**TEKS SUMBER:**
Selasa, 04 Agustus 2015

TERJEMAHAN SURAT AL-BAQARAH AYAT 180 S/D 182

TENTANG WASIAT

كُتِبَ عَلَيْكُمْ إِذَا حَضَرَ أَحَدَكُمُ الْمَوْتُ إِنْ تَرَكَ خَيْرًا الْوَصِيَّةُ لِلْوَالِدَيْنِ وَالأَقْرَبِينَ بِالْمَعْرُوفِ حَقًّا عَلَى الْمُتَّقِينَ(180) فَمَنْ بَدَّلَهُ بَعْدَمَا سَمِعَهُ فَإِنَّمَا إِثْمُهُ عَلَى الَّذِينَ يُبَدِّلُونَهُ إِنَّ اللهَ سَمِيعٌ عَلِيمٌ(181) فَمَنْ خَافَ مِنْ مُوصٍ جَنَفًا أَوْ إِثْمًا فَأَصْلَحَ بَيْنَهُمْ فَلاَ إِثْمَ عَلَيْهِ إِنَّ اللهَ غَفُورٌ رَحِيمٌ(182)

**DATA YANG DISEDIAKAN:**
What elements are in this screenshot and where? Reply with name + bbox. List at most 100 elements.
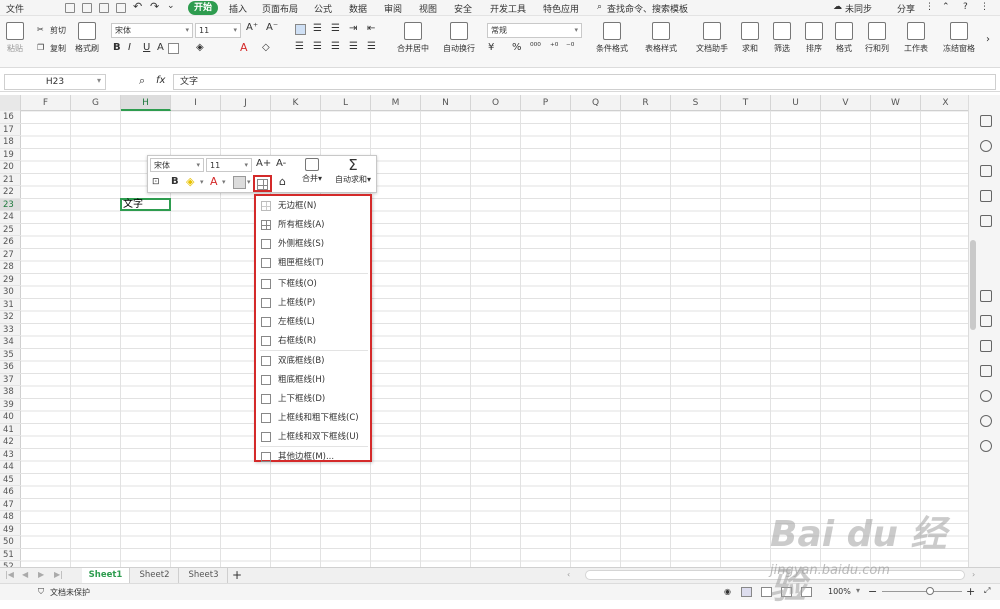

**PETUNJUK TUGAS:**
1 – Tentukan apakah setiap pernyataan berikut sesuai dengan teks tentang wasiat, lalu jawab ya atau tidak beserta kutipan persis kata-kata teks yang menentukannya: (a) Teks itu bertanggal hari Selasa, 4 Agustus 2015. (b) Pokok bahasan teks itu adalah wasiat. (c) Judul teks itu menyebut ayat 180 sampai 185.
2 – Tuliskan ulang dengan persis bagian teks tentang wasiat yang dimulai dengan "كُتِبَ عَلَيْكُمْ إِذَا" dan berlanjut sampai "اللهَ غَفُورٌ رَحِيمٌ(182)".
3 – Menurut judul teks tentang wasiat, ayat berapa saja dari Surat Al-Baqarah yang dibahas?

**JAWABAN TIAP TUGAS:**
1 –
(a) Ya. "Selasa, 04 Agustus 2015"
(b) Ya. "TENTANG WASIAT"
(c) Tidak. "AYAT 180 S/D 182"

2 –
كُتِبَ عَلَيْكُمْ إِذَا حَضَرَ أَحَدَكُمُ الْمَوْتُ إِنْ تَرَكَ خَيْرًا الْوَصِيَّةُ لِلْوَالِدَيْنِ وَالأَقْرَبِينَ بِالْمَعْرُوفِ حَقًّا عَلَى الْمُتَّقِينَ(180) فَمَنْ بَدَّلَهُ بَعْدَمَا سَمِعَهُ فَإِنَّمَا إِثْمُهُ عَلَى الَّذِينَ يُبَدِّلُونَهُ إِنَّ اللهَ سَمِيعٌ عَلِيمٌ(181) فَمَنْ خَافَ مِنْ مُوصٍ جَنَفًا أَوْ إِثْمًا فَأَصْلَحَ بَيْنَهُمْ فَلاَ إِثْمَ عَلَيْهِ إِنَّ اللهَ غَفُورٌ رَحِيمٌ(182)

3 – Ayat 180 sampai 182.